* begin *

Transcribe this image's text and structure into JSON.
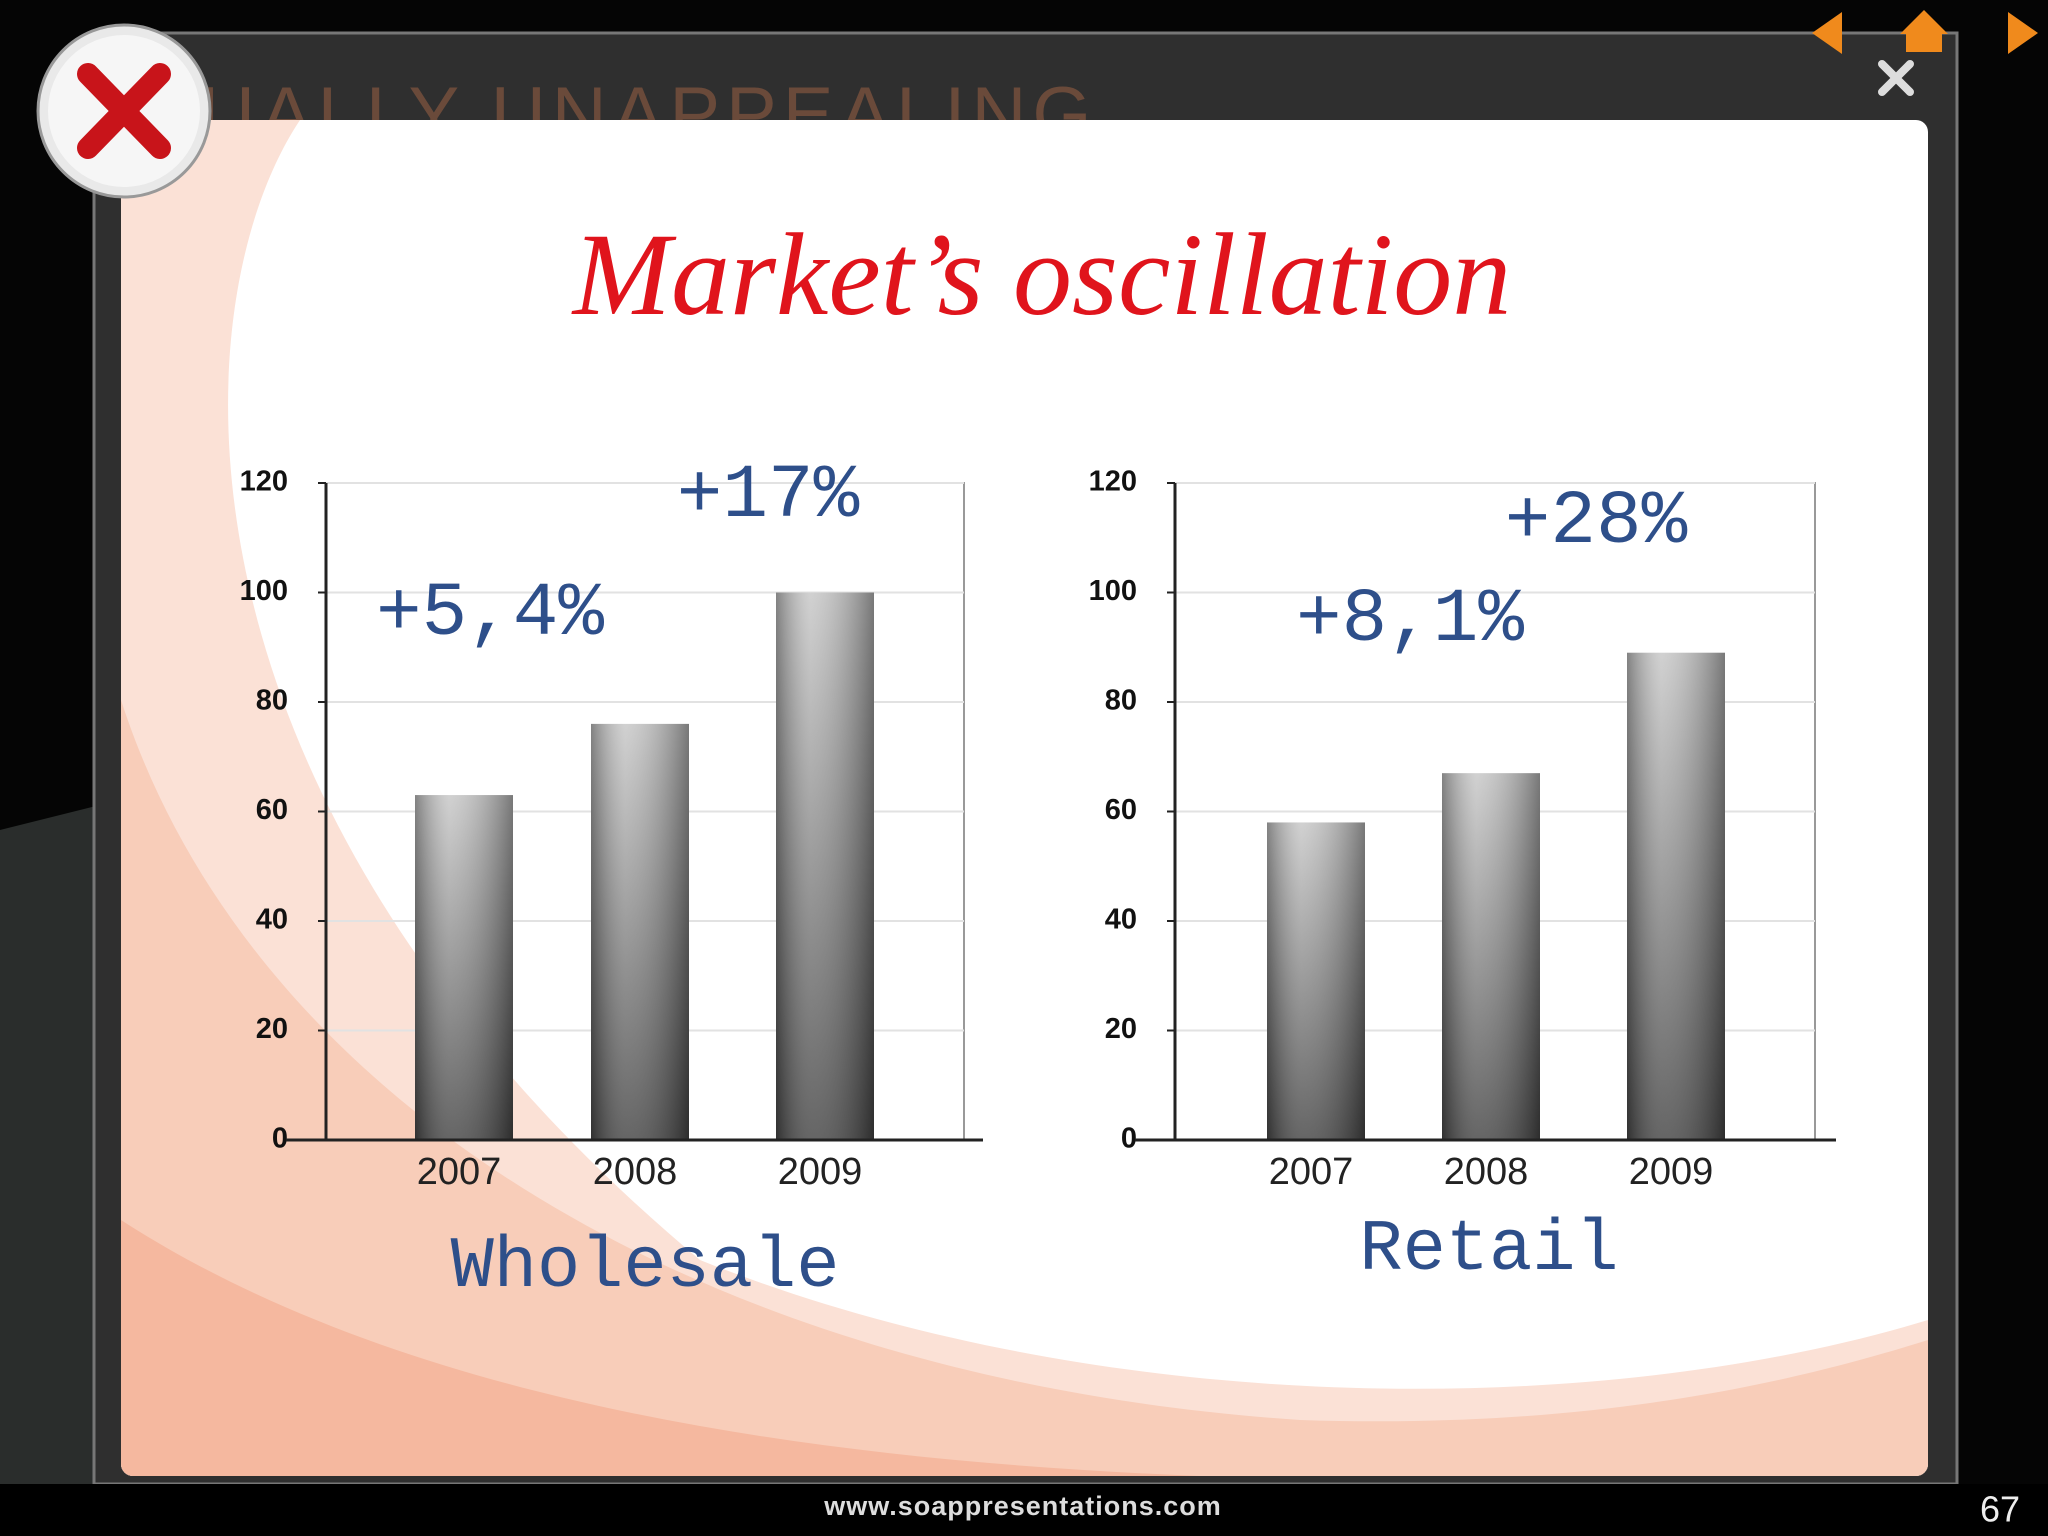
{
  "background_heading": "UALLY UNAPPEALING",
  "slide_title": "Market’s oscillation",
  "footer_url": "www.soappresentations.com",
  "page_number": "67",
  "chart_data": [
    {
      "type": "bar",
      "title": "Wholesale",
      "categories": [
        "2007",
        "2008",
        "2009"
      ],
      "values": [
        63,
        76,
        100
      ],
      "ylim": [
        0,
        120
      ],
      "yticks": [
        0,
        20,
        40,
        60,
        80,
        100,
        120
      ],
      "grid": true,
      "annotations": [
        "+5,4%",
        "+17%"
      ]
    },
    {
      "type": "bar",
      "title": "Retail",
      "categories": [
        "2007",
        "2008",
        "2009"
      ],
      "values": [
        58,
        67,
        89
      ],
      "ylim": [
        0,
        120
      ],
      "yticks": [
        0,
        20,
        40,
        60,
        80,
        100,
        120
      ],
      "grid": true,
      "annotations": [
        "+8,1%",
        "+28%"
      ]
    }
  ]
}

* end *

Quote the preceding listing precisely and completely, omitting its images.

**EXERCISE SOLUTION**
Transcribe this image's text and structure into JSON.
{
  "background_heading": "UALLY UNAPPEALING",
  "slide_title": "Market’s oscillation",
  "footer_url": "www.soappresentations.com",
  "page_number": "67",
  "chart_data": [
    {
      "type": "bar",
      "title": "Wholesale",
      "categories": [
        "2007",
        "2008",
        "2009"
      ],
      "values": [
        63,
        76,
        100
      ],
      "ylim": [
        0,
        120
      ],
      "yticks": [
        0,
        20,
        40,
        60,
        80,
        100,
        120
      ],
      "grid": true,
      "annotations": [
        "+5,4%",
        "+17%"
      ]
    },
    {
      "type": "bar",
      "title": "Retail",
      "categories": [
        "2007",
        "2008",
        "2009"
      ],
      "values": [
        58,
        67,
        89
      ],
      "ylim": [
        0,
        120
      ],
      "yticks": [
        0,
        20,
        40,
        60,
        80,
        100,
        120
      ],
      "grid": true,
      "annotations": [
        "+8,1%",
        "+28%"
      ]
    }
  ]
}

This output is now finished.